=== DIRECTIVE ===
From the listing below, work out how many lines contain "receiver". Reply with that number only.
-------- PROVIDED ENTRIES --------
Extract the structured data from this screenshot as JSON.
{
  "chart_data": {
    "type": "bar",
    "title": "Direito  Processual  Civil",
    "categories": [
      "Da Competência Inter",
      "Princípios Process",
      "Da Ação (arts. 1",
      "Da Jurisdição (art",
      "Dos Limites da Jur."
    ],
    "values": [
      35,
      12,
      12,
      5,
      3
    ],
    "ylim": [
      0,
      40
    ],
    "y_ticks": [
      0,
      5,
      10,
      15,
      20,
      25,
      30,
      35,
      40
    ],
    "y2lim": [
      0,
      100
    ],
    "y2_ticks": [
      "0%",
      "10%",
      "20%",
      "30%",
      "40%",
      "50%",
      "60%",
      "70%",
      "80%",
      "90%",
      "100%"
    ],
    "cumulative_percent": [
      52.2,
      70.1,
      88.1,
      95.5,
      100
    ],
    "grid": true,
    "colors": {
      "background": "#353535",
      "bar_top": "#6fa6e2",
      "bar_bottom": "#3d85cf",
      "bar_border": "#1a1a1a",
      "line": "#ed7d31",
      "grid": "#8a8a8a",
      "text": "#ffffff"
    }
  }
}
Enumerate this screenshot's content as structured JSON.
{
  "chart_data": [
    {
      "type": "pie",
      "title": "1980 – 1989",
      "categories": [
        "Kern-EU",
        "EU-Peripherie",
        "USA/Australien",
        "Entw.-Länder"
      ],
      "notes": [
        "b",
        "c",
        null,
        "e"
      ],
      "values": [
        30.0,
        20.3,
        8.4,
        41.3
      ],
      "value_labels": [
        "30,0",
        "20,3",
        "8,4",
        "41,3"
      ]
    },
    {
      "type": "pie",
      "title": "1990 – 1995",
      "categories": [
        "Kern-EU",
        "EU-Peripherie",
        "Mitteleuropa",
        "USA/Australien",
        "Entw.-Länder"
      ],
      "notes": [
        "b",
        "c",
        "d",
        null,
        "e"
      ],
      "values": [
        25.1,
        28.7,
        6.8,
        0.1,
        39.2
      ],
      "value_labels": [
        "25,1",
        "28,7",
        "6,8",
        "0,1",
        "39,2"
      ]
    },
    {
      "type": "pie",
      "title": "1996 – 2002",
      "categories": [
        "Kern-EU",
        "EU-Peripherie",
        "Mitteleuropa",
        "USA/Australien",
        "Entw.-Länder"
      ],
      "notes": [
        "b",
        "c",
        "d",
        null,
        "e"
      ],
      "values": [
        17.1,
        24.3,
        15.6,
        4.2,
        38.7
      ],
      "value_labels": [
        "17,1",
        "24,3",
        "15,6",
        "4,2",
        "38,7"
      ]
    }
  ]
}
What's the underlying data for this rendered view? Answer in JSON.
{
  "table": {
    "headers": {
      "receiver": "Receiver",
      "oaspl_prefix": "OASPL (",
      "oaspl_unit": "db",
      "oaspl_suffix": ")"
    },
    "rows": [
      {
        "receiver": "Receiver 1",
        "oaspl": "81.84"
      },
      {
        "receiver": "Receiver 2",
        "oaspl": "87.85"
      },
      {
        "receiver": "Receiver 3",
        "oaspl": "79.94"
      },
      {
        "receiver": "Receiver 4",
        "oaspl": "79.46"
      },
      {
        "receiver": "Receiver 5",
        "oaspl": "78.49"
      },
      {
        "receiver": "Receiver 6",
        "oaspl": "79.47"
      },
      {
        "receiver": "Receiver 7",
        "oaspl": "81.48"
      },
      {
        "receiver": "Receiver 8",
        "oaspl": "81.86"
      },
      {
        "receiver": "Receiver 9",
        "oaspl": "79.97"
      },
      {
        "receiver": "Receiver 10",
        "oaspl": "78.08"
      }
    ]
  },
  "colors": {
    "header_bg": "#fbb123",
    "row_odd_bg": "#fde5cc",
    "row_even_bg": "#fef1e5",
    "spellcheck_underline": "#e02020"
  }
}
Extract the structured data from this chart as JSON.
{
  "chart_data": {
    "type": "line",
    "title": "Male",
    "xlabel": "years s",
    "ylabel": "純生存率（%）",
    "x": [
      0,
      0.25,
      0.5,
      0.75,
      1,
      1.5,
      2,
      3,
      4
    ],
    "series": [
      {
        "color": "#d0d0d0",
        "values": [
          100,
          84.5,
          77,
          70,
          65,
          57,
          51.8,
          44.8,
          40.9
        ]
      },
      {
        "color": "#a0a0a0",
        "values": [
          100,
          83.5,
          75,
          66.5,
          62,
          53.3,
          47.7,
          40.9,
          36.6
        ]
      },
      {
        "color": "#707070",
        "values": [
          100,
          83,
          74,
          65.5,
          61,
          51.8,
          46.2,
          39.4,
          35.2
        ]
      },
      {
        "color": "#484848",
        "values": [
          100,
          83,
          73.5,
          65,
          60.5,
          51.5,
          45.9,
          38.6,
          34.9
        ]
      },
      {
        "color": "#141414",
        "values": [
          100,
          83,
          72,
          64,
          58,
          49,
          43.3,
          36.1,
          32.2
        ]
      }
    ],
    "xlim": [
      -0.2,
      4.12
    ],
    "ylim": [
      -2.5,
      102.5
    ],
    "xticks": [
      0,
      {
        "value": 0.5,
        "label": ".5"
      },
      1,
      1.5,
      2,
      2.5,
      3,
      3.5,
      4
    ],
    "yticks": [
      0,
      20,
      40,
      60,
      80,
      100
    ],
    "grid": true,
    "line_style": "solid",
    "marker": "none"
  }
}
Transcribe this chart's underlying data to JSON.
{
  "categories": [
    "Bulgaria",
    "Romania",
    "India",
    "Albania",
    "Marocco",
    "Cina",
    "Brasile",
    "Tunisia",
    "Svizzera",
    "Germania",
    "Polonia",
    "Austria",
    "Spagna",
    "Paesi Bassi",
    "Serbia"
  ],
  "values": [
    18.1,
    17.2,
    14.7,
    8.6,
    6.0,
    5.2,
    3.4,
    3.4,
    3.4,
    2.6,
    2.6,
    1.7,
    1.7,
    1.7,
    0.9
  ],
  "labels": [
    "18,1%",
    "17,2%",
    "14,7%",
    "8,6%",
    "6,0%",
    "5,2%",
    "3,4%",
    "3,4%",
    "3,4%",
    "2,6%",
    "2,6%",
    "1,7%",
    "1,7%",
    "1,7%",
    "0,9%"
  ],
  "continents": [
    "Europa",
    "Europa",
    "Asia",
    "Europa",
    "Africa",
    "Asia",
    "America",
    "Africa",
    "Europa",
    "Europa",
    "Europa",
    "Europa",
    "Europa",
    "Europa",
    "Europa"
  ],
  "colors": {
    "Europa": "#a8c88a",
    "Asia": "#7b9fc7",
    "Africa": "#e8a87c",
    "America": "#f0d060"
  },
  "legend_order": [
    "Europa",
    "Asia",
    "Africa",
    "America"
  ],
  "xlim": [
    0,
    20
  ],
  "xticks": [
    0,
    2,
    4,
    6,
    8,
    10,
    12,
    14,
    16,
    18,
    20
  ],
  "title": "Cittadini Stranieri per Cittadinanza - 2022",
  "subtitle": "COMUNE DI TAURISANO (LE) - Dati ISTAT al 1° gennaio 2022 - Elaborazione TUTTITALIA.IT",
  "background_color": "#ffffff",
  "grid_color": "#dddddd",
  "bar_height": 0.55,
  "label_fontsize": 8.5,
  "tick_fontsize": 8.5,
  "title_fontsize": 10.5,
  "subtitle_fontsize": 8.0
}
--------
=== OUTPUT FOR THIS EXERCISE ===
11